Task prompt
Reproduce all lines of the listing below in which the word "browser" occurs.

Stored data
•••
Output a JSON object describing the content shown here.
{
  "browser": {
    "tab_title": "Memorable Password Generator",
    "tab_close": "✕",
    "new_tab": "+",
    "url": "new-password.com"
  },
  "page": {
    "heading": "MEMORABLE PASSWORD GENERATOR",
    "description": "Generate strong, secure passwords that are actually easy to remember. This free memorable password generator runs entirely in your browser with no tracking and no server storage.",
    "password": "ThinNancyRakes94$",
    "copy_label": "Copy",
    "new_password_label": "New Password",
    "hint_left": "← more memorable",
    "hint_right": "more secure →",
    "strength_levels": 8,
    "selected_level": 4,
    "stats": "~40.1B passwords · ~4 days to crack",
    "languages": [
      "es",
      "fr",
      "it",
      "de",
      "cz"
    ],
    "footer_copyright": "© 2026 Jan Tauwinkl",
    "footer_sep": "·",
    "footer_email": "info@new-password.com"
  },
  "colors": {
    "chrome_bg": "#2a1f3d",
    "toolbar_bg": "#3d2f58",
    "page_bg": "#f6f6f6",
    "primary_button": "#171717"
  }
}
•••
Completed task
  "browser": {
    "description": "Generate strong, secure passwords that are actually easy to remember. This free memorable password generator runs entirely in your browser with no tracking and no server storage.",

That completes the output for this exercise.